● OBJECTIVE
Transcribe the whole listing without a single picture.

(Figure collection entries)
● ● ●
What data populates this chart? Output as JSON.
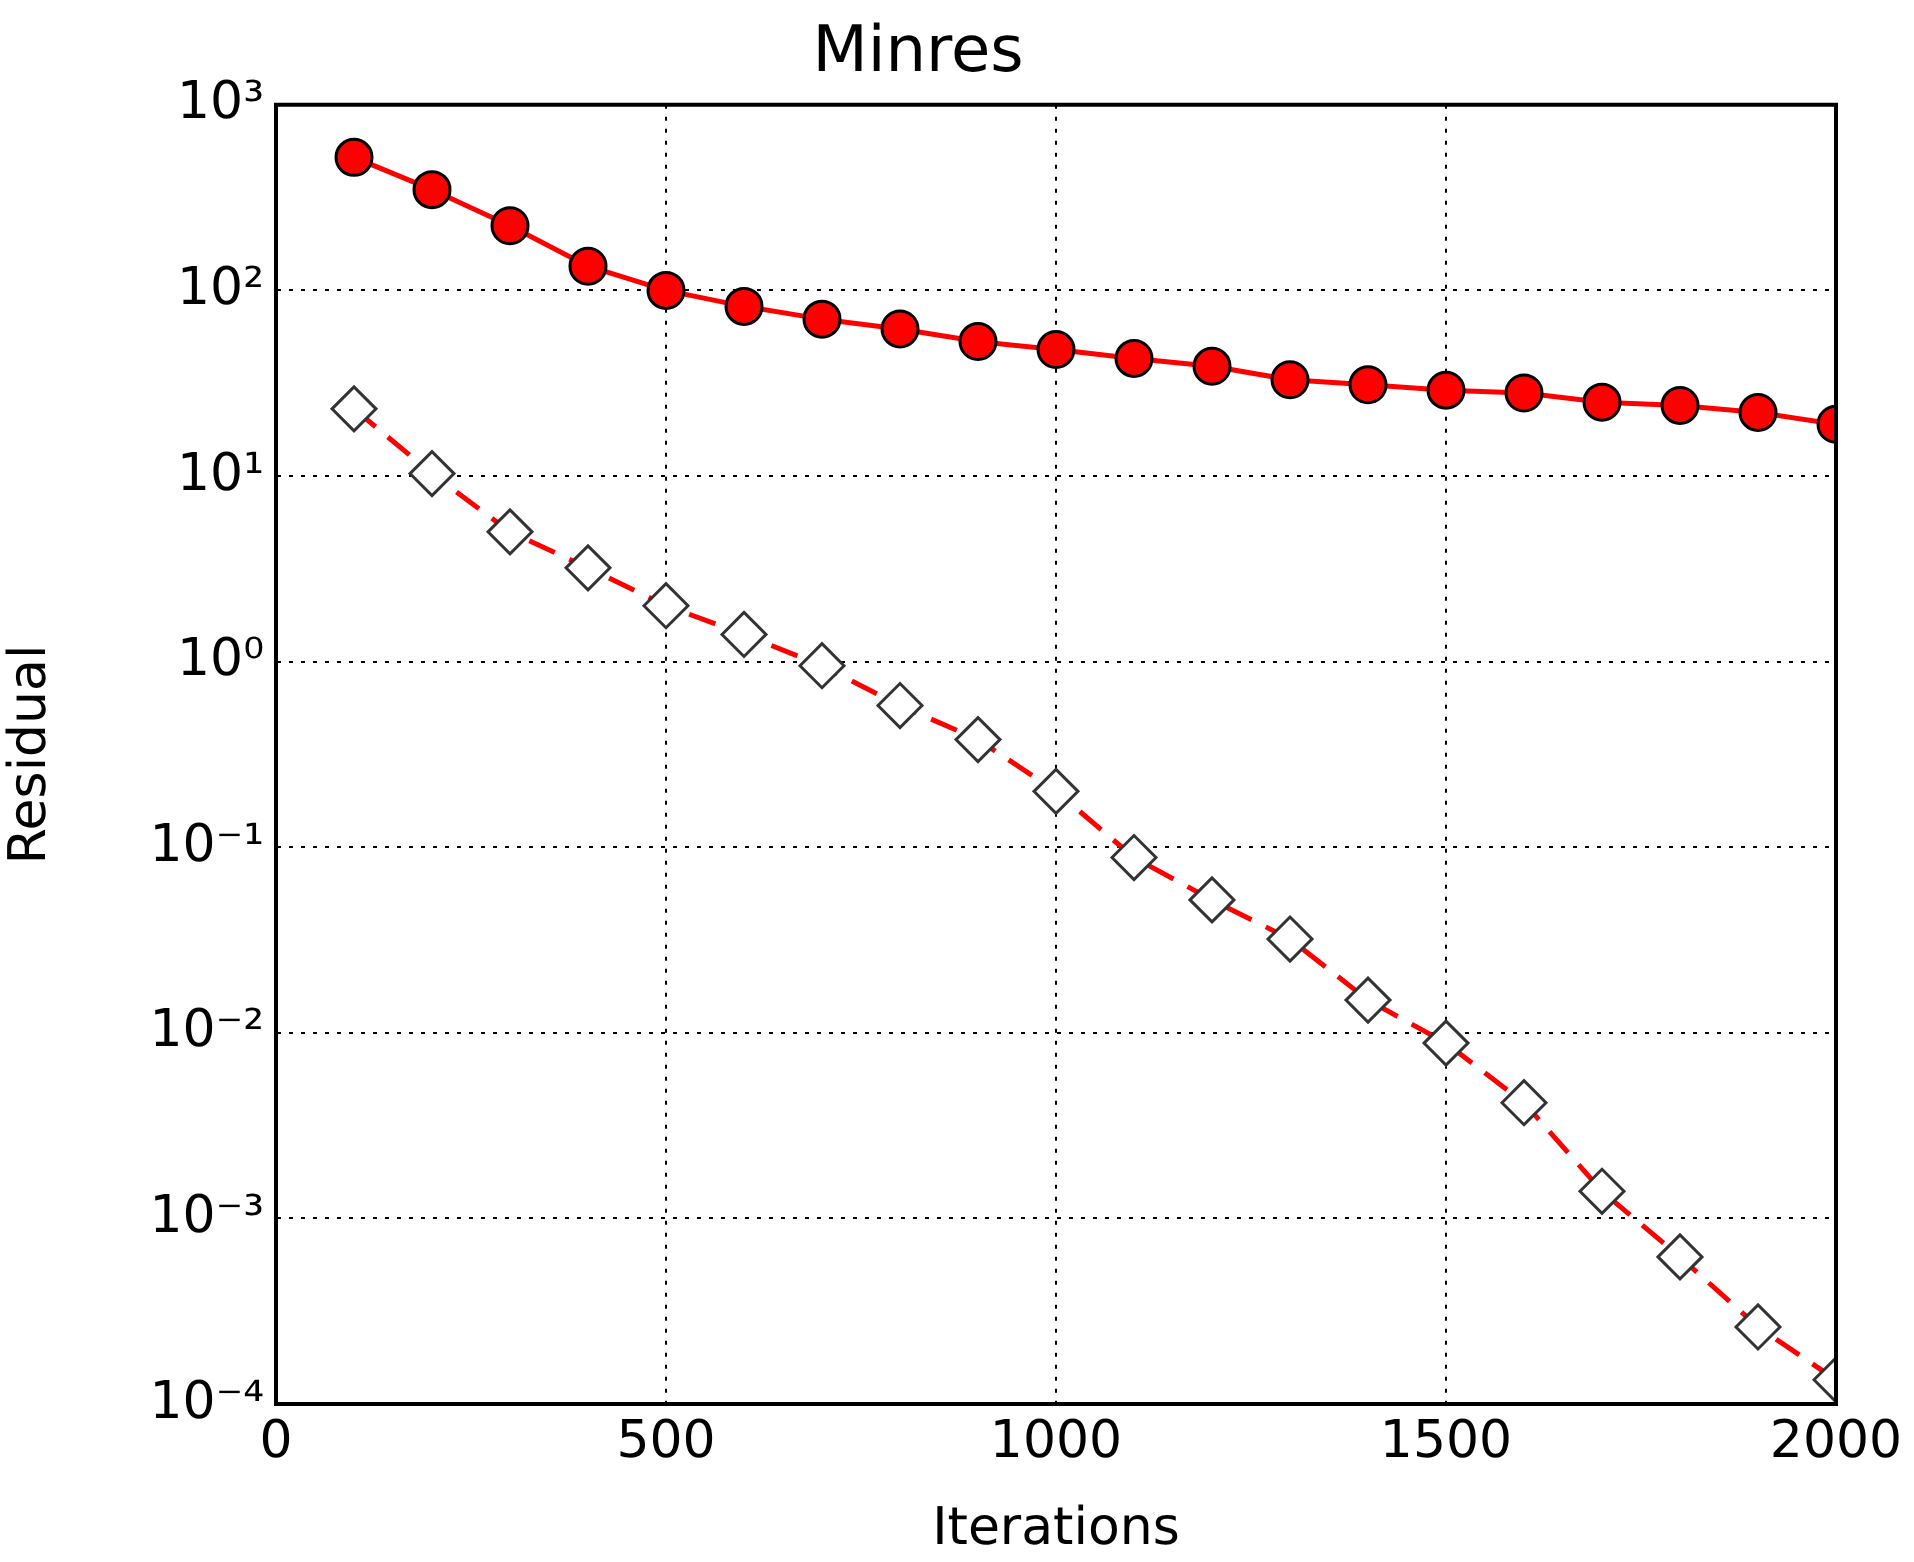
{
  "chart_data": {
    "type": "line",
    "title": "Minres",
    "xlabel": "Iterations",
    "ylabel": "Residual",
    "log": "y",
    "grid": true,
    "legend": false,
    "x": [
      100,
      200,
      300,
      400,
      500,
      600,
      700,
      800,
      900,
      1000,
      1100,
      1200,
      1300,
      1400,
      1500,
      1600,
      1700,
      1800,
      1900,
      2000
    ],
    "xlim": [
      0,
      2000
    ],
    "xticks": [
      0,
      500,
      1000,
      1500,
      2000
    ],
    "ylim": [
      0.0001,
      1000
    ],
    "yticks": [
      {
        "value": 0.0001,
        "label": "10⁻⁴"
      },
      {
        "value": 0.001,
        "label": "10⁻³"
      },
      {
        "value": 0.01,
        "label": "10⁻²"
      },
      {
        "value": 0.1,
        "label": "10⁻¹"
      },
      {
        "value": 1,
        "label": "10⁰"
      },
      {
        "value": 10,
        "label": "10¹"
      },
      {
        "value": 100,
        "label": "10²"
      },
      {
        "value": 1000,
        "label": "10³"
      }
    ],
    "series": [
      {
        "color": "#ff0000",
        "marker": "circle",
        "line_style": "solid",
        "values": [
          521,
          349,
          223,
          135,
          100,
          82,
          70,
          62,
          53,
          48,
          43,
          39,
          33,
          31,
          29,
          28,
          25,
          24,
          22,
          19
        ]
      },
      {
        "color": "#ff0000",
        "marker": "diamond",
        "line_style": "dashed",
        "values": [
          23,
          10.3,
          5.0,
          3.2,
          2.0,
          1.4,
          0.95,
          0.58,
          0.38,
          0.2,
          0.088,
          0.052,
          0.032,
          0.015,
          0.0088,
          0.0042,
          0.0014,
          0.00062,
          0.00026,
          0.000135
        ]
      }
    ]
  }
}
● ● ●
● FINAL ANSWER
What data populates this chart? Output as JSON.
{
  "chart_data": {
    "type": "line",
    "title": "Minres",
    "xlabel": "Iterations",
    "ylabel": "Residual",
    "log": "y",
    "grid": true,
    "legend": false,
    "x": [
      100,
      200,
      300,
      400,
      500,
      600,
      700,
      800,
      900,
      1000,
      1100,
      1200,
      1300,
      1400,
      1500,
      1600,
      1700,
      1800,
      1900,
      2000
    ],
    "xlim": [
      0,
      2000
    ],
    "xticks": [
      0,
      500,
      1000,
      1500,
      2000
    ],
    "ylim": [
      0.0001,
      1000
    ],
    "yticks": [
      {
        "value": 0.0001,
        "label": "10⁻⁴"
      },
      {
        "value": 0.001,
        "label": "10⁻³"
      },
      {
        "value": 0.01,
        "label": "10⁻²"
      },
      {
        "value": 0.1,
        "label": "10⁻¹"
      },
      {
        "value": 1,
        "label": "10⁰"
      },
      {
        "value": 10,
        "label": "10¹"
      },
      {
        "value": 100,
        "label": "10²"
      },
      {
        "value": 1000,
        "label": "10³"
      }
    ],
    "series": [
      {
        "color": "#ff0000",
        "marker": "circle",
        "line_style": "solid",
        "values": [
          521,
          349,
          223,
          135,
          100,
          82,
          70,
          62,
          53,
          48,
          43,
          39,
          33,
          31,
          29,
          28,
          25,
          24,
          22,
          19
        ]
      },
      {
        "color": "#ff0000",
        "marker": "diamond",
        "line_style": "dashed",
        "values": [
          23,
          10.3,
          5.0,
          3.2,
          2.0,
          1.4,
          0.95,
          0.58,
          0.38,
          0.2,
          0.088,
          0.052,
          0.032,
          0.015,
          0.0088,
          0.0042,
          0.0014,
          0.00062,
          0.00026,
          0.000135
        ]
      }
    ]
  }
}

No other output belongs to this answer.